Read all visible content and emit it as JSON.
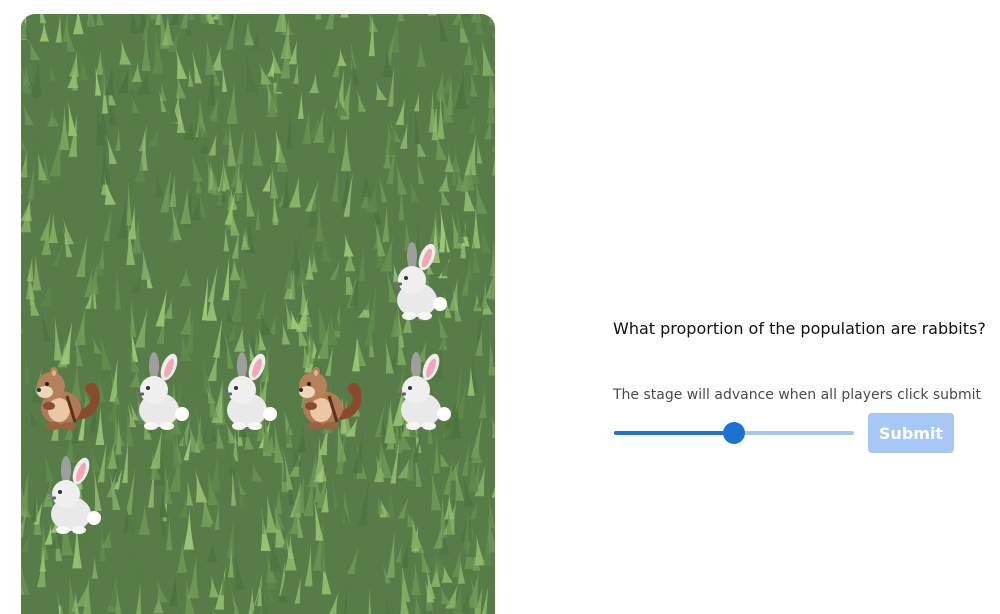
{
  "field": {
    "background": "grass",
    "animals": [
      {
        "species": "rabbit"
      },
      {
        "species": "chipmunk"
      },
      {
        "species": "rabbit"
      },
      {
        "species": "rabbit"
      },
      {
        "species": "chipmunk"
      },
      {
        "species": "rabbit"
      },
      {
        "species": "rabbit"
      }
    ]
  },
  "question": "What proportion of the population are rabbits?",
  "advance_note": "The stage will advance when all players click submit",
  "slider": {
    "value": 0.5,
    "min": 0,
    "max": 1
  },
  "submit_label": "Submit",
  "colors": {
    "grass": "#577c47",
    "slider_active": "#1a73d1",
    "slider_track": "#a9c7ea",
    "submit_disabled": "#a7c8f6"
  }
}
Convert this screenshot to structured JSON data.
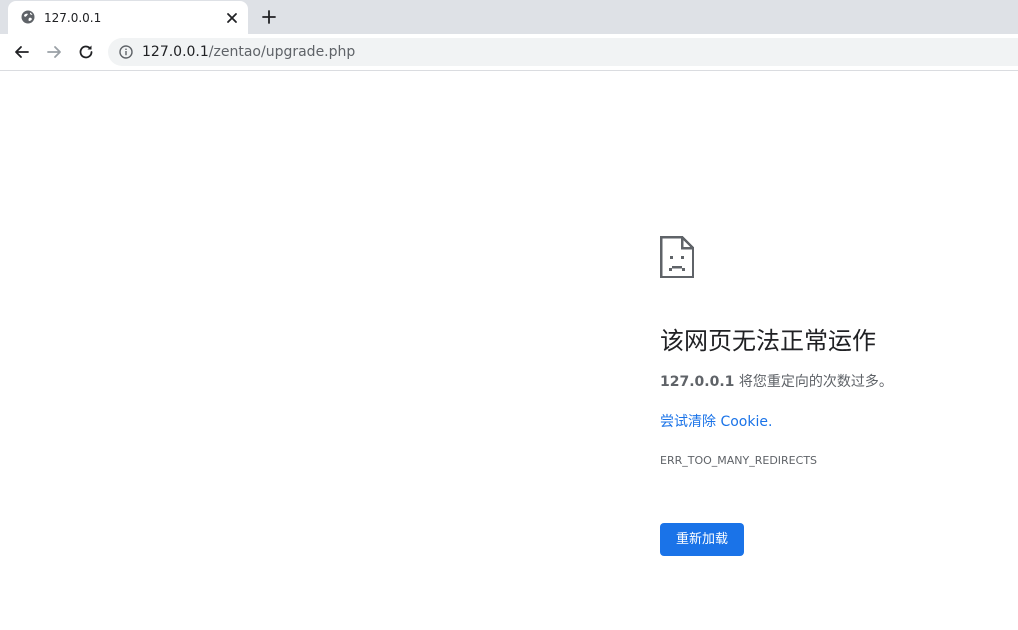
{
  "browser": {
    "tab": {
      "title": "127.0.0.1",
      "favicon": "globe-icon"
    },
    "address": {
      "host": "127.0.0.1",
      "path": "/zentao/upgrade.php"
    },
    "icons": {
      "back": "arrow-left-icon",
      "forward": "arrow-right-icon",
      "reload": "reload-icon",
      "site_info": "info-icon",
      "close_tab": "close-icon",
      "new_tab": "plus-icon"
    }
  },
  "error_page": {
    "icon": "sad-document-icon",
    "heading": "该网页无法正常运作",
    "host": "127.0.0.1",
    "message": " 将您重定向的次数过多。",
    "clear_cookies_link": "尝试清除 Cookie.",
    "error_code": "ERR_TOO_MANY_REDIRECTS",
    "reload_button": "重新加载"
  },
  "colors": {
    "accent": "#1a73e8",
    "tabstrip": "#dee1e6",
    "omnibox": "#f1f3f4",
    "heading_text": "#202124",
    "secondary_text": "#5f6368"
  }
}
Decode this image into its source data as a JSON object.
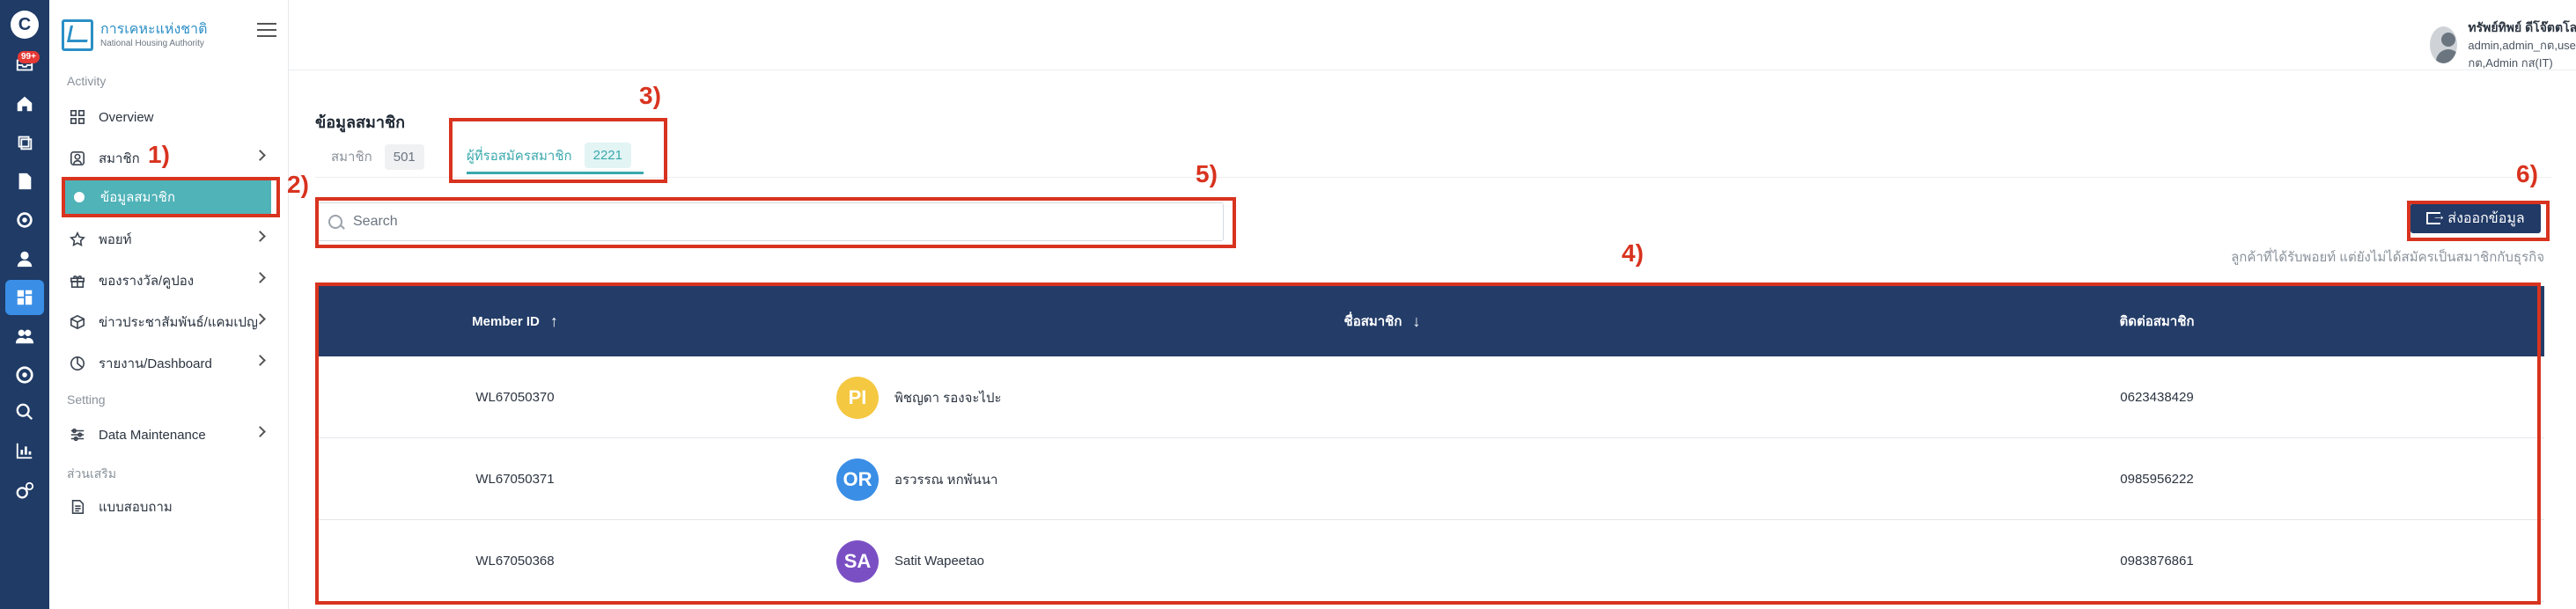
{
  "rail": {
    "logo": "C",
    "badge": "99+",
    "icons": [
      "inbox-icon",
      "home-icon",
      "layers-icon",
      "document-icon",
      "gear-icon",
      "user-icon",
      "dashboard-icon",
      "group-icon",
      "settings-icon",
      "search-icon",
      "chart-icon",
      "cog-icon"
    ]
  },
  "sidebar": {
    "brand_th": "การเคหะแห่งชาติ",
    "brand_en": "National Housing Authority",
    "section_activity": "Activity",
    "section_setting": "Setting",
    "section_extra": "ส่วนเสริม",
    "items": [
      {
        "label": "Overview"
      },
      {
        "label": "สมาชิก"
      },
      {
        "label": "ข้อมูลสมาชิก"
      },
      {
        "label": "พอยท์"
      },
      {
        "label": "ของรางวัล/คูปอง"
      },
      {
        "label": "ข่าวประชาสัมพันธ์/แคมเปญ"
      },
      {
        "label": "รายงาน/Dashboard"
      },
      {
        "label": "Data Maintenance"
      },
      {
        "label": "แบบสอบถาม"
      }
    ]
  },
  "header": {
    "user_name": "ทรัพย์ทิพย์ ดีโจ๊ตตโลก",
    "user_roles": "admin,admin_กต,user_กต,admin_กส,Admin กต,Admin กส(IT)"
  },
  "main": {
    "title": "ข้อมูลสมาชิก",
    "tabs": [
      {
        "label": "สมาชิก",
        "count": "501"
      },
      {
        "label": "ผู้ที่รอสมัครสมาชิก",
        "count": "2221"
      }
    ],
    "search_placeholder": "Search",
    "export_label": "ส่งออกข้อมูล",
    "note": "ลูกค้าที่ได้รับพอยท์ แต่ยังไม่ได้สมัครเป็นสมาชิกกับธุรกิจ",
    "table": {
      "columns": [
        "Member ID",
        "ชื่อสมาชิก",
        "ติดต่อสมาชิก"
      ],
      "rows": [
        {
          "id": "WL67050370",
          "initials": "PI",
          "color": "#f5c842",
          "name": "พิชญดา รองจะไปะ",
          "contact": "0623438429"
        },
        {
          "id": "WL67050371",
          "initials": "OR",
          "color": "#3a8ee6",
          "name": "อรวรรณ หกพันนา",
          "contact": "0985956222"
        },
        {
          "id": "WL67050368",
          "initials": "SA",
          "color": "#7b4fc4",
          "name": "Satit Wapeetao",
          "contact": "0983876861"
        }
      ]
    }
  },
  "annotations": [
    "1)",
    "2)",
    "3)",
    "4)",
    "5)",
    "6)"
  ],
  "colors": {
    "annotation": "#d8331f",
    "primary": "#243d68",
    "teal": "#4fb3b8"
  }
}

» What is required:
Write out the records above exactly as they stand, leaving out every picture.

» Solved exercise:
Read all visible content and emit it as JSON.
{
  "field": {
    "background": "grass",
    "animals": [
      {
        "species": "rabbit"
      },
      {
        "species": "chipmunk"
      },
      {
        "species": "rabbit"
      },
      {
        "species": "rabbit"
      },
      {
        "species": "chipmunk"
      },
      {
        "species": "rabbit"
      },
      {
        "species": "rabbit"
      }
    ]
  },
  "question": "What proportion of the population are rabbits?",
  "advance_note": "The stage will advance when all players click submit",
  "slider": {
    "value": 0.5,
    "min": 0,
    "max": 1
  },
  "submit_label": "Submit",
  "colors": {
    "grass": "#577c47",
    "slider_active": "#1a73d1",
    "slider_track": "#a9c7ea",
    "submit_disabled": "#a7c8f6"
  }
}
Convert this screenshot to structured JSON data.
{
  "browser": {
    "tab": {
      "title": "127.0.0.1",
      "favicon": "globe-icon"
    },
    "address": {
      "host": "127.0.0.1",
      "path": "/zentao/upgrade.php"
    },
    "icons": {
      "back": "arrow-left-icon",
      "forward": "arrow-right-icon",
      "reload": "reload-icon",
      "site_info": "info-icon",
      "close_tab": "close-icon",
      "new_tab": "plus-icon"
    }
  },
  "error_page": {
    "icon": "sad-document-icon",
    "heading": "该网页无法正常运作",
    "host": "127.0.0.1",
    "message": " 将您重定向的次数过多。",
    "clear_cookies_link": "尝试清除 Cookie.",
    "error_code": "ERR_TOO_MANY_REDIRECTS",
    "reload_button": "重新加载"
  },
  "colors": {
    "accent": "#1a73e8",
    "tabstrip": "#dee1e6",
    "omnibox": "#f1f3f4",
    "heading_text": "#202124",
    "secondary_text": "#5f6368"
  }
}
Decode this image into its source data as a JSON object.
{
  "rail": {
    "logo": "C",
    "badge": "99+",
    "icons": [
      "inbox-icon",
      "home-icon",
      "layers-icon",
      "document-icon",
      "gear-icon",
      "user-icon",
      "dashboard-icon",
      "group-icon",
      "settings-icon",
      "search-icon",
      "chart-icon",
      "cog-icon"
    ]
  },
  "sidebar": {
    "brand_th": "การเคหะแห่งชาติ",
    "brand_en": "National Housing Authority",
    "section_activity": "Activity",
    "section_setting": "Setting",
    "section_extra": "ส่วนเสริม",
    "items": [
      {
        "label": "Overview"
      },
      {
        "label": "สมาชิก"
      },
      {
        "label": "ข้อมูลสมาชิก"
      },
      {
        "label": "พอยท์"
      },
      {
        "label": "ของรางวัล/คูปอง"
      },
      {
        "label": "ข่าวประชาสัมพันธ์/แคมเปญ"
      },
      {
        "label": "รายงาน/Dashboard"
      },
      {
        "label": "Data Maintenance"
      },
      {
        "label": "แบบสอบถาม"
      }
    ]
  },
  "header": {
    "user_name": "ทรัพย์ทิพย์ ดีโจ๊ตตโลก",
    "user_roles": "admin,admin_กต,user_กต,admin_กส,Admin กต,Admin กส(IT)"
  },
  "main": {
    "title": "ข้อมูลสมาชิก",
    "tabs": [
      {
        "label": "สมาชิก",
        "count": "501"
      },
      {
        "label": "ผู้ที่รอสมัครสมาชิก",
        "count": "2221"
      }
    ],
    "search_placeholder": "Search",
    "export_label": "ส่งออกข้อมูล",
    "note": "ลูกค้าที่ได้รับพอยท์ แต่ยังไม่ได้สมัครเป็นสมาชิกกับธุรกิจ",
    "table": {
      "columns": [
        "Member ID",
        "ชื่อสมาชิก",
        "ติดต่อสมาชิก"
      ],
      "rows": [
        {
          "id": "WL67050370",
          "initials": "PI",
          "color": "#f5c842",
          "name": "พิชญดา รองจะไปะ",
          "contact": "0623438429"
        },
        {
          "id": "WL67050371",
          "initials": "OR",
          "color": "#3a8ee6",
          "name": "อรวรรณ หกพันนา",
          "contact": "0985956222"
        },
        {
          "id": "WL67050368",
          "initials": "SA",
          "color": "#7b4fc4",
          "name": "Satit Wapeetao",
          "contact": "0983876861"
        }
      ]
    }
  },
  "annotations": [
    "1)",
    "2)",
    "3)",
    "4)",
    "5)",
    "6)"
  ],
  "colors": {
    "annotation": "#d8331f",
    "primary": "#243d68",
    "teal": "#4fb3b8"
  }
}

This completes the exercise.